Job -
Consider the records below. How many of their lines include the word "image"? State the number and nothing else.

[Extracted records]
- - -
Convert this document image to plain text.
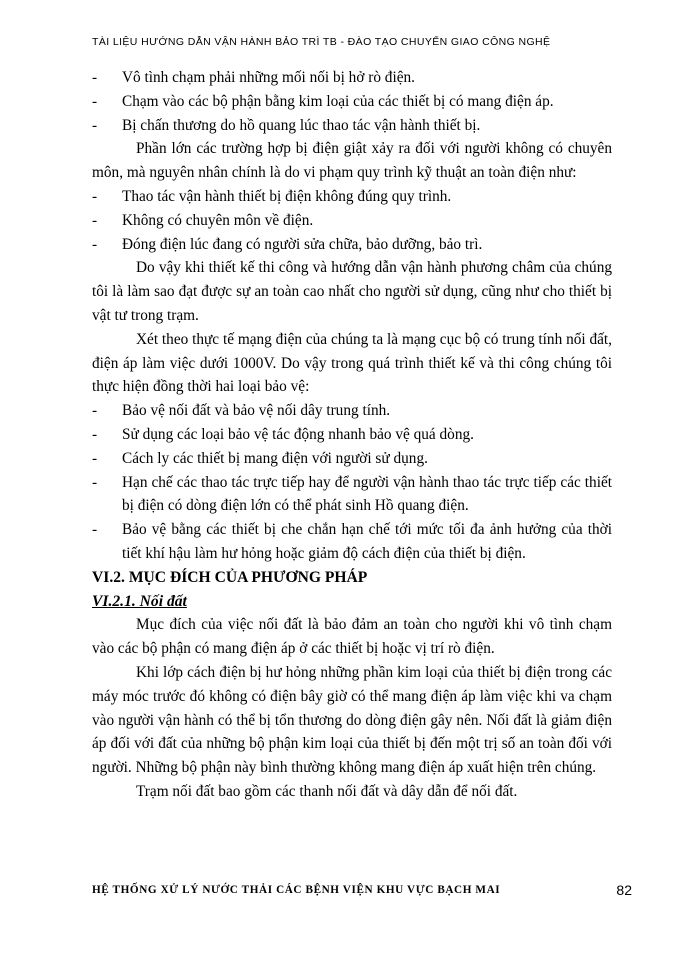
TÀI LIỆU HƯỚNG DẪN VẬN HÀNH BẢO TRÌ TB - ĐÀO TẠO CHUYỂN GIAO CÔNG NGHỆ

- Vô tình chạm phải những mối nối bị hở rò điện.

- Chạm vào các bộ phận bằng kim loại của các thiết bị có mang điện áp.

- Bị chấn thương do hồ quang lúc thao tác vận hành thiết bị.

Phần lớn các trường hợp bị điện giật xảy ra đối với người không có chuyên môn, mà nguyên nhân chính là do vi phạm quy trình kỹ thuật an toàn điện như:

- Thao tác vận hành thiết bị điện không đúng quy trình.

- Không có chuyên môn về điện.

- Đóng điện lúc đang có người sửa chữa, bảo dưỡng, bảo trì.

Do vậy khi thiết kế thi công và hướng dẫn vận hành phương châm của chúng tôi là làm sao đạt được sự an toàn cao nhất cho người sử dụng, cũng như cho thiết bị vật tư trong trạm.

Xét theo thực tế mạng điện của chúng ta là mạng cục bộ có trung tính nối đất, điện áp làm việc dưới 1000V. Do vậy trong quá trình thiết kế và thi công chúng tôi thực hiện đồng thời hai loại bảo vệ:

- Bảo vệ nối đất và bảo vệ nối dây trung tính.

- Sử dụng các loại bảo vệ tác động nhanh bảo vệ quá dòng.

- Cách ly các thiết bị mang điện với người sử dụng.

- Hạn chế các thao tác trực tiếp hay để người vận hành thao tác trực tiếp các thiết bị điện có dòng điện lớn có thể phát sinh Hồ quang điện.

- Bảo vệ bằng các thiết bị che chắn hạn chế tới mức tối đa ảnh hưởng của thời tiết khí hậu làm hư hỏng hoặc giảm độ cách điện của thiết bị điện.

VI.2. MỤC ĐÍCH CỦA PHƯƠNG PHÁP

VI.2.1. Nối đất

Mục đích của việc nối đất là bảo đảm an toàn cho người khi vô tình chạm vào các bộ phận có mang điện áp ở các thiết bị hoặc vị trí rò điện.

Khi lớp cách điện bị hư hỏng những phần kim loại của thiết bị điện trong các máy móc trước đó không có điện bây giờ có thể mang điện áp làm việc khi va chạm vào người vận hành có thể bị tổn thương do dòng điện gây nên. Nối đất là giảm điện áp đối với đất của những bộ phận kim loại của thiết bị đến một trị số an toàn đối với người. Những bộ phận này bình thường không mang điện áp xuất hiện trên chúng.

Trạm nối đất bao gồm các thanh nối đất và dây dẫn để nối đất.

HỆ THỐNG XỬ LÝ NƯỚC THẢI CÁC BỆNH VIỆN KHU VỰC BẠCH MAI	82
- - -
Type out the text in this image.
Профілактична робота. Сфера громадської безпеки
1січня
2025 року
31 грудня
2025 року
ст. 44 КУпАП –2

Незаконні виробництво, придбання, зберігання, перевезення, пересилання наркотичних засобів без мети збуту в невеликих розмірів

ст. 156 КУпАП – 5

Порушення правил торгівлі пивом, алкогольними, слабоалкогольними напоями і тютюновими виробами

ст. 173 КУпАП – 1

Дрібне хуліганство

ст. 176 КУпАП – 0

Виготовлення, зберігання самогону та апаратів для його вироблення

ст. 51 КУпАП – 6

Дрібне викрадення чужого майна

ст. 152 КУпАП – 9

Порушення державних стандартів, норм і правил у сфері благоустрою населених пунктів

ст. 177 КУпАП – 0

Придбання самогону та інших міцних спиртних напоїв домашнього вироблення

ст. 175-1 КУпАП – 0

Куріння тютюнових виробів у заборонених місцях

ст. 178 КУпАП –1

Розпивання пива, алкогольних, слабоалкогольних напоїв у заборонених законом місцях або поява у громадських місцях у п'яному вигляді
- - -
Exercise response -
2